# [Excerpted records]

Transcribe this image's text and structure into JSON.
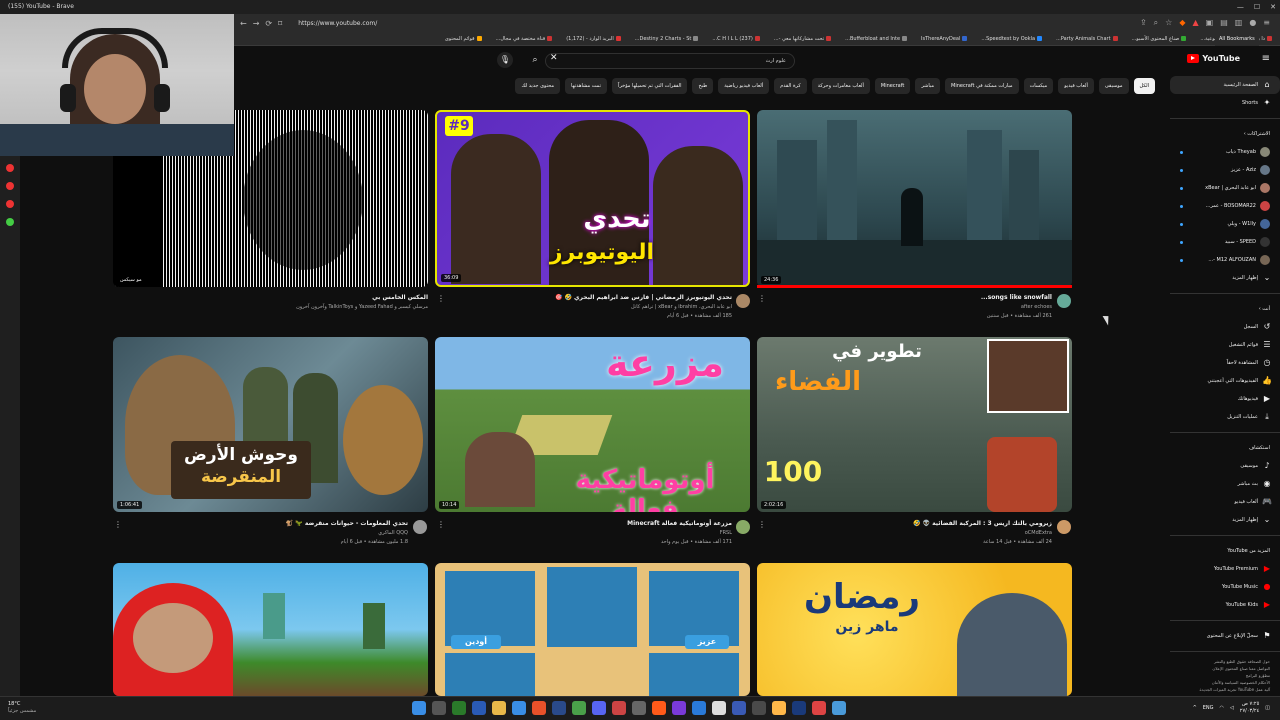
{
  "window": {
    "title": "(155) YouTube - Brave"
  },
  "address": {
    "url": "https://www.youtube.com/"
  },
  "bookmarks": [
    "ذا روتين التطبيقات الأسبوعية...",
    "صناع المحتوى الأسبو...",
    "Party Animals Chart...",
    "Speedtest by Ookla...",
    "IsThereAnyDeal",
    "Bufferbloat and Inte...",
    "تحت مشاركاتها معي -...",
    "(237) C H I L L...",
    "Destiny 2 Charts - St...",
    "البريد الوارد - (1,172)",
    "قناة مختصة في مجال...",
    "قوائم المحتوى"
  ],
  "bookmarks_all": "All Bookmarks",
  "search": {
    "value": "علوم ارث"
  },
  "logo": {
    "text": "YouTube"
  },
  "chips": [
    "الكل",
    "موسيقى",
    "ألعاب فيديو",
    "ميكسات",
    "مبارات ممكنة في Minecraft",
    "مباشر",
    "Minecraft",
    "ألعاب مغامرات وحركة",
    "كرة القدم",
    "ألعاب فيديو رياضية",
    "طبخ",
    "الفقرات التي تم تحميلها مؤخراً",
    "تمت مشاهدتها",
    "محتوى جديد لك"
  ],
  "videos": [
    {
      "title": "تحدي اليوتيوبرز الرمضاني | فارس ضد ابراهيم البحري 🤣 🎯",
      "channel": "ابو عابد البحري، ibrahim و xBear | تراهم كاتل",
      "stats": "185 ألف مشاهدة • قبل 6 أيام",
      "duration": "36:09"
    },
    {
      "title": "songs like snowfall...",
      "channel": "after echoes",
      "stats": "261 ألف مشاهدة • قبل سنتين",
      "duration": "24:36"
    },
    {
      "title": "المكس الخامس بي",
      "channel": "مرسلي كيسبر و Yazeed Fahad و TalkinToys وآخرون آخرون",
      "stats": "",
      "duration": "مو سيكس"
    },
    {
      "title": "مزرعة أوتوماتيكية فعالة Minecraft",
      "channel": "FRSL",
      "stats": "171 ألف مشاهدة • قبل يوم واحد",
      "duration": "10:14"
    },
    {
      "title": "زيرومي بالتك اريس 3 : المركبة الفضائية 👽 🤣",
      "channel": "oCMdExtra",
      "stats": "24 ألف مشاهدة • قبل 14 ساعة",
      "duration": "2:02:16"
    },
    {
      "title": "تحدي المعلومات - حيوانات منقرضة 🦖 🐒",
      "channel": "QQQ الماكري",
      "stats": "1.8 مليون مشاهدة • قبل 6 أيام",
      "duration": "1:06:41"
    }
  ],
  "thumbtext": {
    "v1a": "تحدي",
    "v1b": "اليوتيوبرز",
    "v1c": "#9",
    "v4a": "مزرعة",
    "v4b": "أوتوماتيكية فعالة",
    "v5a": "تطوير في",
    "v5b": "الفضاء",
    "v5c": "100",
    "v6a": "وحوش الأرض",
    "v6b": "المنقرضة",
    "v9a": "رمضان",
    "v9b": "ماهر زين",
    "v8a": "أودين",
    "v8b": "عزيز"
  },
  "sidebar": {
    "home": "الصفحة الرئيسية",
    "shorts": "Shorts",
    "subs_head": "الاشتراكات",
    "channels": [
      "Theyab ذياب",
      "Aziz - عزيز",
      "ابو عابد البحري | xBear",
      "BOSOMAR22 - عمر...",
      "W1lly - ويلي",
      "SPEED - سبيد",
      "M12 ALFOUZAN -..."
    ],
    "show_more": "إظهار المزيد",
    "you_head": "أنت",
    "you_items": [
      "السجل",
      "قوائم التشغيل",
      "المشاهدة لاحقاً",
      "الفيديوهات التي أعجبتني",
      "فيديوهاتك",
      "عمليات التنزيل"
    ],
    "explore_head": "استكشاف",
    "explore_items": [
      "موسيقى",
      "بث مباشر",
      "ألعاب فيديو"
    ],
    "explore_more": "إظهار المزيد",
    "more_head": "المزيد من YouTube",
    "more_items": [
      "YouTube Premium",
      "YouTube Music",
      "YouTube Kids"
    ],
    "report": "سجلّ الإبلاغ عن المحتوى",
    "footer1": "حول الصحافة حقوق الطبع والنشر",
    "footer2": "التواصل معنا صناع المحتوى الإعلان",
    "footer3": "مطوّرو البرامج",
    "footer4": "الأحكام الخصوصية السياسة والأمان",
    "footer5": "آلية عمل YouTube تجربة الميزات الجديدة"
  },
  "taskbar": {
    "temp": "18°C",
    "weather": "مشمس جزئياً",
    "lang": "ENG",
    "time": "٧:٢٥ ص",
    "date": "٢٧/٠٣/٢٤"
  }
}
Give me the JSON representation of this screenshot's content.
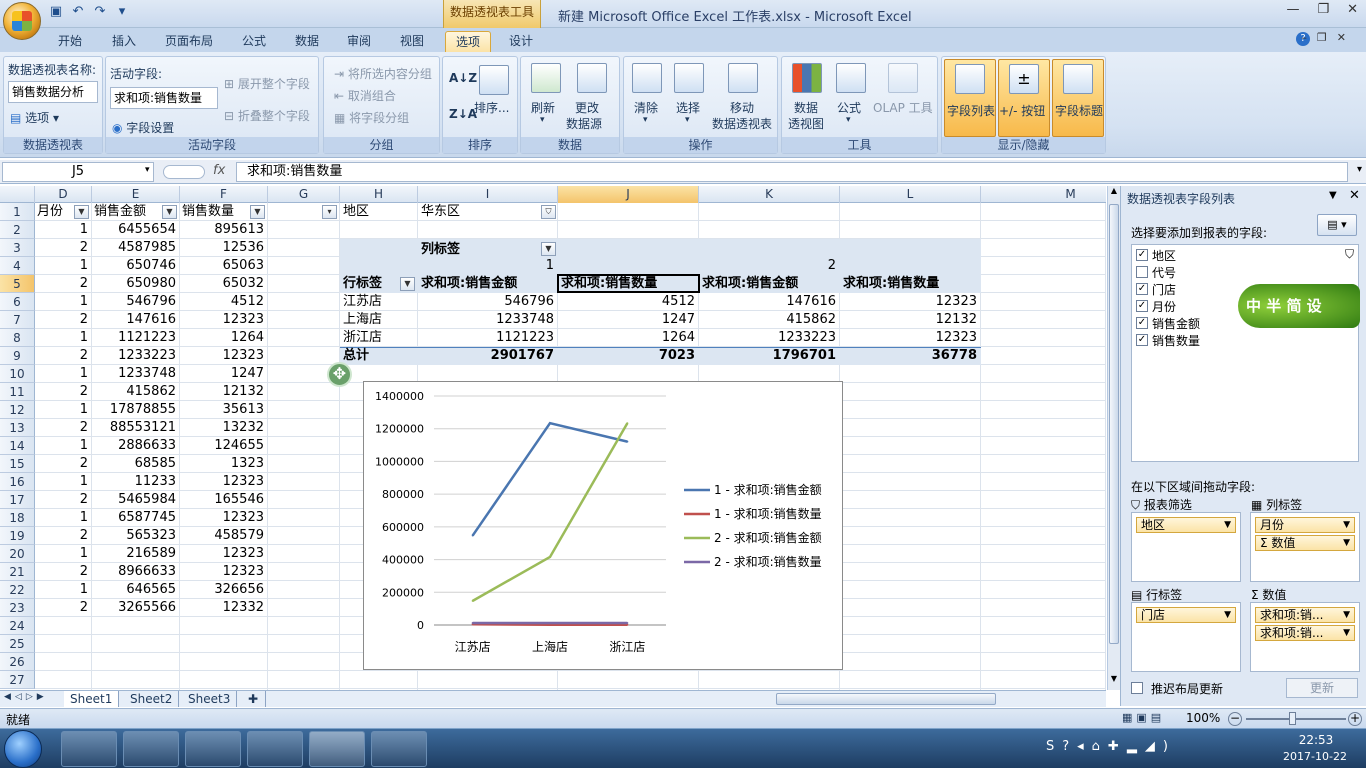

# [Your task]
Exactly as written, return every line of the listing, but not the pictures.

# [Exercise answer]
Transcribe this image's text and structure into JSON.
{
  "window": {
    "title": "(155) YouTube - Brave"
  },
  "address": {
    "url": "https://www.youtube.com/"
  },
  "bookmarks": [
    "ذا روتين التطبيقات الأسبوعية...",
    "صناع المحتوى الأسبو...",
    "Party Animals Chart...",
    "Speedtest by Ookla...",
    "IsThereAnyDeal",
    "Bufferbloat and Inte...",
    "تحت مشاركاتها معي -...",
    "(237) C H I L L...",
    "Destiny 2 Charts - St...",
    "البريد الوارد - (1,172)",
    "قناة مختصة في مجال...",
    "قوائم المحتوى"
  ],
  "bookmarks_all": "All Bookmarks",
  "search": {
    "value": "علوم ارث"
  },
  "logo": {
    "text": "YouTube"
  },
  "chips": [
    "الكل",
    "موسيقى",
    "ألعاب فيديو",
    "ميكسات",
    "مبارات ممكنة في Minecraft",
    "مباشر",
    "Minecraft",
    "ألعاب مغامرات وحركة",
    "كرة القدم",
    "ألعاب فيديو رياضية",
    "طبخ",
    "الفقرات التي تم تحميلها مؤخراً",
    "تمت مشاهدتها",
    "محتوى جديد لك"
  ],
  "videos": [
    {
      "title": "تحدي اليوتيوبرز الرمضاني | فارس ضد ابراهيم البحري 🤣 🎯",
      "channel": "ابو عابد البحري، ibrahim و xBear | تراهم كاتل",
      "stats": "185 ألف مشاهدة • قبل 6 أيام",
      "duration": "36:09"
    },
    {
      "title": "songs like snowfall...",
      "channel": "after echoes",
      "stats": "261 ألف مشاهدة • قبل سنتين",
      "duration": "24:36"
    },
    {
      "title": "المكس الخامس بي",
      "channel": "مرسلي كيسبر و Yazeed Fahad و TalkinToys وآخرون آخرون",
      "stats": "",
      "duration": "مو سيكس"
    },
    {
      "title": "مزرعة أوتوماتيكية فعالة Minecraft",
      "channel": "FRSL",
      "stats": "171 ألف مشاهدة • قبل يوم واحد",
      "duration": "10:14"
    },
    {
      "title": "زيرومي بالتك اريس 3 : المركبة الفضائية 👽 🤣",
      "channel": "oCMdExtra",
      "stats": "24 ألف مشاهدة • قبل 14 ساعة",
      "duration": "2:02:16"
    },
    {
      "title": "تحدي المعلومات - حيوانات منقرضة 🦖 🐒",
      "channel": "QQQ الماكري",
      "stats": "1.8 مليون مشاهدة • قبل 6 أيام",
      "duration": "1:06:41"
    }
  ],
  "thumbtext": {
    "v1a": "تحدي",
    "v1b": "اليوتيوبرز",
    "v1c": "#9",
    "v4a": "مزرعة",
    "v4b": "أوتوماتيكية فعالة",
    "v5a": "تطوير في",
    "v5b": "الفضاء",
    "v5c": "100",
    "v6a": "وحوش الأرض",
    "v6b": "المنقرضة",
    "v9a": "رمضان",
    "v9b": "ماهر زين",
    "v8a": "أودين",
    "v8b": "عزيز"
  },
  "sidebar": {
    "home": "الصفحة الرئيسية",
    "shorts": "Shorts",
    "subs_head": "الاشتراكات",
    "channels": [
      "Theyab ذياب",
      "Aziz - عزيز",
      "ابو عابد البحري | xBear",
      "BOSOMAR22 - عمر...",
      "W1lly - ويلي",
      "SPEED - سبيد",
      "M12 ALFOUZAN -..."
    ],
    "show_more": "إظهار المزيد",
    "you_head": "أنت",
    "you_items": [
      "السجل",
      "قوائم التشغيل",
      "المشاهدة لاحقاً",
      "الفيديوهات التي أعجبتني",
      "فيديوهاتك",
      "عمليات التنزيل"
    ],
    "explore_head": "استكشاف",
    "explore_items": [
      "موسيقى",
      "بث مباشر",
      "ألعاب فيديو"
    ],
    "explore_more": "إظهار المزيد",
    "more_head": "المزيد من YouTube",
    "more_items": [
      "YouTube Premium",
      "YouTube Music",
      "YouTube Kids"
    ],
    "report": "سجلّ الإبلاغ عن المحتوى",
    "footer1": "حول الصحافة حقوق الطبع والنشر",
    "footer2": "التواصل معنا صناع المحتوى الإعلان",
    "footer3": "مطوّرو البرامج",
    "footer4": "الأحكام الخصوصية السياسة والأمان",
    "footer5": "آلية عمل YouTube تجربة الميزات الجديدة"
  },
  "taskbar": {
    "temp": "18°C",
    "weather": "مشمس جزئياً",
    "lang": "ENG",
    "time": "٧:٢٥ ص",
    "date": "٢٧/٠٣/٢٤"
  }
}
Give me the JSON representation of this screenshot's content.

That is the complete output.